-- START Source material --

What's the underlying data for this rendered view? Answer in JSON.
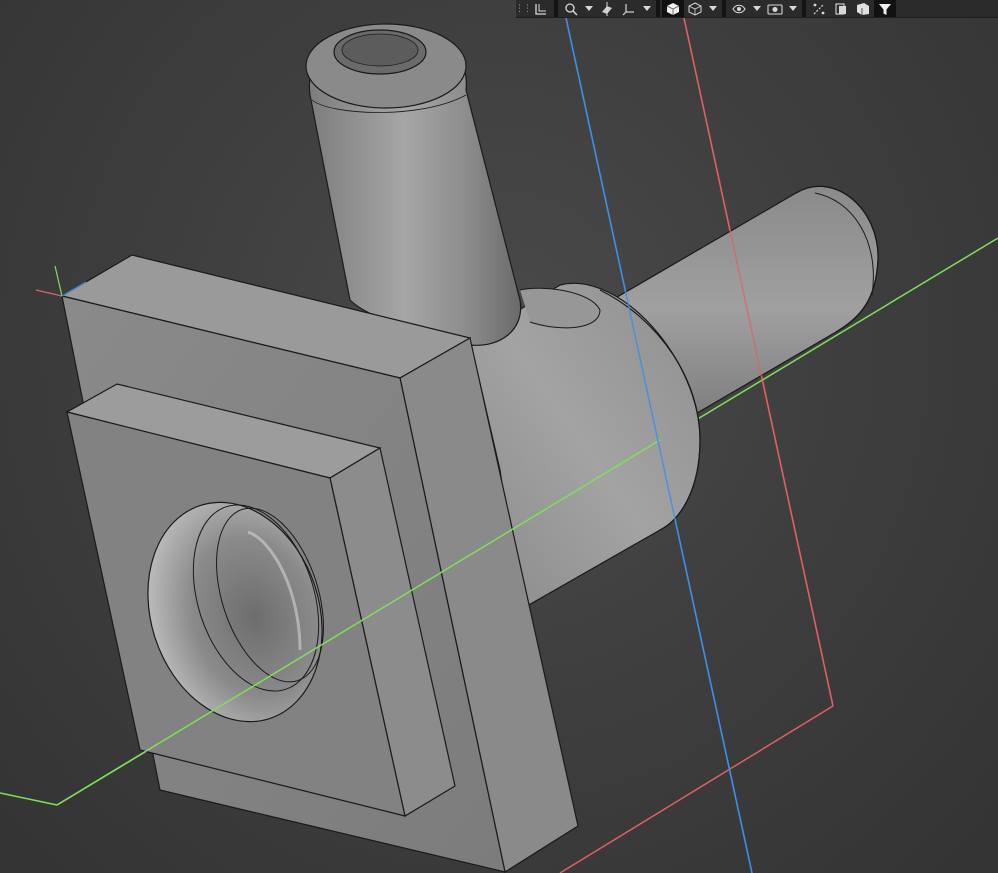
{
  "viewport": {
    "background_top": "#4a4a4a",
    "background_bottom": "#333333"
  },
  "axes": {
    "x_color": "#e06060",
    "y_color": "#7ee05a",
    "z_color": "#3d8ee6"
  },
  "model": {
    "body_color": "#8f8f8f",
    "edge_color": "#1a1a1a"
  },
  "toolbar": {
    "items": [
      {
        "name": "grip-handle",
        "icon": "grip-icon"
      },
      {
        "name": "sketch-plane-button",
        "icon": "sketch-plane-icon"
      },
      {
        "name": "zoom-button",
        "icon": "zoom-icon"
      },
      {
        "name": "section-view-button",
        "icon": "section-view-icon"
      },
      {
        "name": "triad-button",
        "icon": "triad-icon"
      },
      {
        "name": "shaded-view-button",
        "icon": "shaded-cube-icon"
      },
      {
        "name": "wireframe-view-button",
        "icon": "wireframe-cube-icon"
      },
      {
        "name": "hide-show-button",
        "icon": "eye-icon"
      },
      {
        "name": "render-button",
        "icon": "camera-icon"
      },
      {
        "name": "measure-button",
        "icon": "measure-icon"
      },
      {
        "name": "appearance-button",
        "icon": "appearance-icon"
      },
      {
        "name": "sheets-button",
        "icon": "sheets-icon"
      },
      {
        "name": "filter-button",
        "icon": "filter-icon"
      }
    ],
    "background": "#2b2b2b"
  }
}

-- END Source material --

Every record above should be written out again without change, except that the pictures are left out.

▶ [Finished exercise]:
What's the underlying data for this rendered view? Answer in JSON.
{
  "viewport": {
    "background_top": "#4a4a4a",
    "background_bottom": "#333333"
  },
  "axes": {
    "x_color": "#e06060",
    "y_color": "#7ee05a",
    "z_color": "#3d8ee6"
  },
  "model": {
    "body_color": "#8f8f8f",
    "edge_color": "#1a1a1a"
  },
  "toolbar": {
    "items": [
      {
        "name": "grip-handle",
        "icon": "grip-icon"
      },
      {
        "name": "sketch-plane-button",
        "icon": "sketch-plane-icon"
      },
      {
        "name": "zoom-button",
        "icon": "zoom-icon"
      },
      {
        "name": "section-view-button",
        "icon": "section-view-icon"
      },
      {
        "name": "triad-button",
        "icon": "triad-icon"
      },
      {
        "name": "shaded-view-button",
        "icon": "shaded-cube-icon"
      },
      {
        "name": "wireframe-view-button",
        "icon": "wireframe-cube-icon"
      },
      {
        "name": "hide-show-button",
        "icon": "eye-icon"
      },
      {
        "name": "render-button",
        "icon": "camera-icon"
      },
      {
        "name": "measure-button",
        "icon": "measure-icon"
      },
      {
        "name": "appearance-button",
        "icon": "appearance-icon"
      },
      {
        "name": "sheets-button",
        "icon": "sheets-icon"
      },
      {
        "name": "filter-button",
        "icon": "filter-icon"
      }
    ],
    "background": "#2b2b2b"
  }
}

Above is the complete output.